Problem to solve: Pictures appear in the records below; write out everything else exactly.

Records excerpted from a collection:
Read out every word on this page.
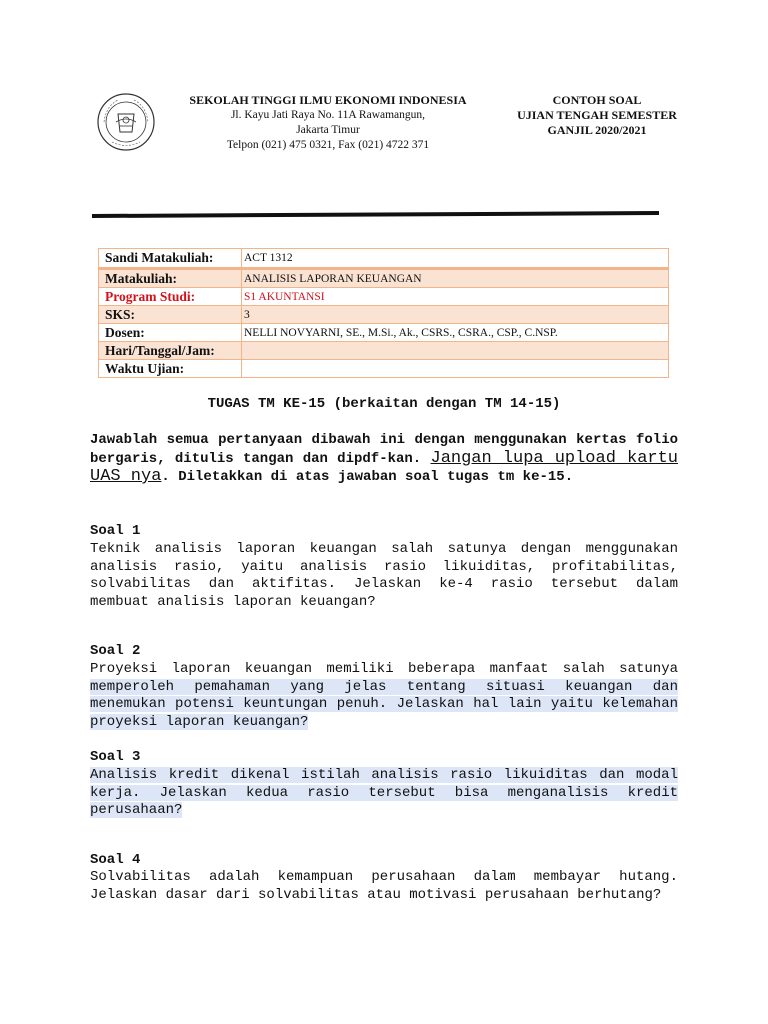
SEKOLAH TINGGI ILMU EKONOMI INDONESIA
Jl. Kayu Jati Raya No. 11A Rawamangun,
Jakarta Timur
Telpon (021) 475 0321, Fax (021) 4722 371
CONTOH SOAL
UJIAN TENGAH SEMESTER
GANJIL 2020/2021
Sandi Matakuliah:	ACT 1312
Matakuliah:	ANALISIS LAPORAN KEUANGAN
Program Studi:	S1 AKUNTANSI
SKS:	3
Dosen:	NELLI NOVYARNI, SE., M.Si., Ak., CSRS., CSRA., CSP., C.NSP.
Hari/Tanggal/Jam:	
Waktu Ujian:	
TUGAS TM KE-15 (berkaitan dengan TM 14-15)
Jawablah semua pertanyaan dibawah ini dengan menggunakan kertas folio bergaris, ditulis tangan dan dipdf-kan. Jangan lupa upload kartu UAS nya. Diletakkan di atas jawaban soal tugas tm ke-15.
Soal 1
Teknik analisis laporan keuangan salah satunya dengan menggunakan analisis rasio, yaitu analisis rasio likuiditas, profitabilitas, solvabilitas dan aktifitas. Jelaskan ke-4 rasio tersebut dalam membuat analisis laporan keuangan?
Soal 2
Proyeksi laporan keuangan memiliki beberapa manfaat salah satunya memperoleh pemahaman yang jelas tentang situasi keuangan dan menemukan potensi keuntungan penuh. Jelaskan hal lain yaitu kelemahan proyeksi laporan keuangan?
Soal 3
Analisis kredit dikenal istilah analisis rasio likuiditas dan modal kerja. Jelaskan kedua rasio tersebut bisa menganalisis kredit perusahaan?
Soal 4
Solvabilitas adalah kemampuan perusahaan dalam membayar hutang. Jelaskan dasar dari solvabilitas atau motivasi perusahaan berhutang?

Response for this exercise:
Read out every word on this page.
SEKOLAH TINGGI ILMU EKONOMI INDONESIA
Jl. Kayu Jati Raya No. 11A Rawamangun,
Jakarta Timur
Telpon (021) 475 0321, Fax (021) 4722 371
CONTOH SOAL
UJIAN TENGAH SEMESTER
GANJIL 2020/2021
Sandi Matakuliah:	ACT 1312
Matakuliah:	ANALISIS LAPORAN KEUANGAN
Program Studi:	S1 AKUNTANSI
SKS:	3
Dosen:	NELLI NOVYARNI, SE., M.Si., Ak., CSRS., CSRA., CSP., C.NSP.
Hari/Tanggal/Jam:	
Waktu Ujian:	
TUGAS TM KE-15 (berkaitan dengan TM 14-15)
Jawablah semua pertanyaan dibawah ini dengan menggunakan kertas folio bergaris, ditulis tangan dan dipdf-kan. Jangan lupa upload kartu UAS nya. Diletakkan di atas jawaban soal tugas tm ke-15.
Soal 1
Teknik analisis laporan keuangan salah satunya dengan menggunakan analisis rasio, yaitu analisis rasio likuiditas, profitabilitas, solvabilitas dan aktifitas. Jelaskan ke-4 rasio tersebut dalam membuat analisis laporan keuangan?
Soal 2
Proyeksi laporan keuangan memiliki beberapa manfaat salah satunya memperoleh pemahaman yang jelas tentang situasi keuangan dan menemukan potensi keuntungan penuh. Jelaskan hal lain yaitu kelemahan proyeksi laporan keuangan?
Soal 3
Analisis kredit dikenal istilah analisis rasio likuiditas dan modal kerja. Jelaskan kedua rasio tersebut bisa menganalisis kredit perusahaan?
Soal 4
Solvabilitas adalah kemampuan perusahaan dalam membayar hutang. Jelaskan dasar dari solvabilitas atau motivasi perusahaan berhutang?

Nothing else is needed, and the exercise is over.